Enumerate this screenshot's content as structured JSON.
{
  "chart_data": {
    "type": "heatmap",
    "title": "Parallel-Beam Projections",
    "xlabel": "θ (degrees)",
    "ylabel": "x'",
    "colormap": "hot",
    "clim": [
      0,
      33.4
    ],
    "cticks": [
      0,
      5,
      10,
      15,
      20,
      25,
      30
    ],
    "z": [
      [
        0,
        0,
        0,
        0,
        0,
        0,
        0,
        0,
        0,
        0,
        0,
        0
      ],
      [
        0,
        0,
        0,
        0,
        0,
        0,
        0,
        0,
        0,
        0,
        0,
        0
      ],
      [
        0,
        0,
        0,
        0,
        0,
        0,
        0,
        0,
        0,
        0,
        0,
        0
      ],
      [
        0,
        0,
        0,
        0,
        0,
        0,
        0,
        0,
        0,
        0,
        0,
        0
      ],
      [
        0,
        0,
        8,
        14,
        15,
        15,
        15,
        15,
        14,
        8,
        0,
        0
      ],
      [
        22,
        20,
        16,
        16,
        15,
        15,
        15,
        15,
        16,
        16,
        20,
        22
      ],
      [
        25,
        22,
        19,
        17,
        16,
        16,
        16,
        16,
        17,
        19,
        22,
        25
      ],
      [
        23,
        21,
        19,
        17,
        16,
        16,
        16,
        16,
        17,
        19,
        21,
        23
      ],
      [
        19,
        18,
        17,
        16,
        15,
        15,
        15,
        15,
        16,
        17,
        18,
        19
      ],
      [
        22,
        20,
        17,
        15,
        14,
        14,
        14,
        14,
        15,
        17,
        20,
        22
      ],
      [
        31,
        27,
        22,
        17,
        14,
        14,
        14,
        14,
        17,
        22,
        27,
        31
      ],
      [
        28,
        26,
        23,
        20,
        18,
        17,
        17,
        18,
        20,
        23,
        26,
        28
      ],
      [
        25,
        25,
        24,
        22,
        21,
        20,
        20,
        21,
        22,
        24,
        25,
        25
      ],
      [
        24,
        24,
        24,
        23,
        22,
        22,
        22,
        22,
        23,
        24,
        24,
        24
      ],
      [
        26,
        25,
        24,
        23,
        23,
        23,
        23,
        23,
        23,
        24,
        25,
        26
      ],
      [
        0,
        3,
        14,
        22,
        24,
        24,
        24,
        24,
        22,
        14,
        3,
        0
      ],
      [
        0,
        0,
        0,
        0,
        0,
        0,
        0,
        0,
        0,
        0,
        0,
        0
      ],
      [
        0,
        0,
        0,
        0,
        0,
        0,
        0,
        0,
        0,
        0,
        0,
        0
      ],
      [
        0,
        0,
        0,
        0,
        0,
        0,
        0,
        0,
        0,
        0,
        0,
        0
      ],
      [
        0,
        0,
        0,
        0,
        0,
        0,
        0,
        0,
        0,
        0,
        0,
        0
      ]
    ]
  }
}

----

## WHAT YOU SHOULD DO
All entries must be repeated verbatim.

## EXPECTED ANSWER
Enumerate this screenshot's content as structured JSON.
{
  "chart_data": {
    "type": "heatmap",
    "title": "Parallel-Beam Projections",
    "xlabel": "θ (degrees)",
    "ylabel": "x'",
    "colormap": "hot",
    "clim": [
      0,
      33.4
    ],
    "cticks": [
      0,
      5,
      10,
      15,
      20,
      25,
      30
    ],
    "z": [
      [
        0,
        0,
        0,
        0,
        0,
        0,
        0,
        0,
        0,
        0,
        0,
        0
      ],
      [
        0,
        0,
        0,
        0,
        0,
        0,
        0,
        0,
        0,
        0,
        0,
        0
      ],
      [
        0,
        0,
        0,
        0,
        0,
        0,
        0,
        0,
        0,
        0,
        0,
        0
      ],
      [
        0,
        0,
        0,
        0,
        0,
        0,
        0,
        0,
        0,
        0,
        0,
        0
      ],
      [
        0,
        0,
        8,
        14,
        15,
        15,
        15,
        15,
        14,
        8,
        0,
        0
      ],
      [
        22,
        20,
        16,
        16,
        15,
        15,
        15,
        15,
        16,
        16,
        20,
        22
      ],
      [
        25,
        22,
        19,
        17,
        16,
        16,
        16,
        16,
        17,
        19,
        22,
        25
      ],
      [
        23,
        21,
        19,
        17,
        16,
        16,
        16,
        16,
        17,
        19,
        21,
        23
      ],
      [
        19,
        18,
        17,
        16,
        15,
        15,
        15,
        15,
        16,
        17,
        18,
        19
      ],
      [
        22,
        20,
        17,
        15,
        14,
        14,
        14,
        14,
        15,
        17,
        20,
        22
      ],
      [
        31,
        27,
        22,
        17,
        14,
        14,
        14,
        14,
        17,
        22,
        27,
        31
      ],
      [
        28,
        26,
        23,
        20,
        18,
        17,
        17,
        18,
        20,
        23,
        26,
        28
      ],
      [
        25,
        25,
        24,
        22,
        21,
        20,
        20,
        21,
        22,
        24,
        25,
        25
      ],
      [
        24,
        24,
        24,
        23,
        22,
        22,
        22,
        22,
        23,
        24,
        24,
        24
      ],
      [
        26,
        25,
        24,
        23,
        23,
        23,
        23,
        23,
        23,
        24,
        25,
        26
      ],
      [
        0,
        3,
        14,
        22,
        24,
        24,
        24,
        24,
        22,
        14,
        3,
        0
      ],
      [
        0,
        0,
        0,
        0,
        0,
        0,
        0,
        0,
        0,
        0,
        0,
        0
      ],
      [
        0,
        0,
        0,
        0,
        0,
        0,
        0,
        0,
        0,
        0,
        0,
        0
      ],
      [
        0,
        0,
        0,
        0,
        0,
        0,
        0,
        0,
        0,
        0,
        0,
        0
      ],
      [
        0,
        0,
        0,
        0,
        0,
        0,
        0,
        0,
        0,
        0,
        0,
        0
      ]
    ]
  }
}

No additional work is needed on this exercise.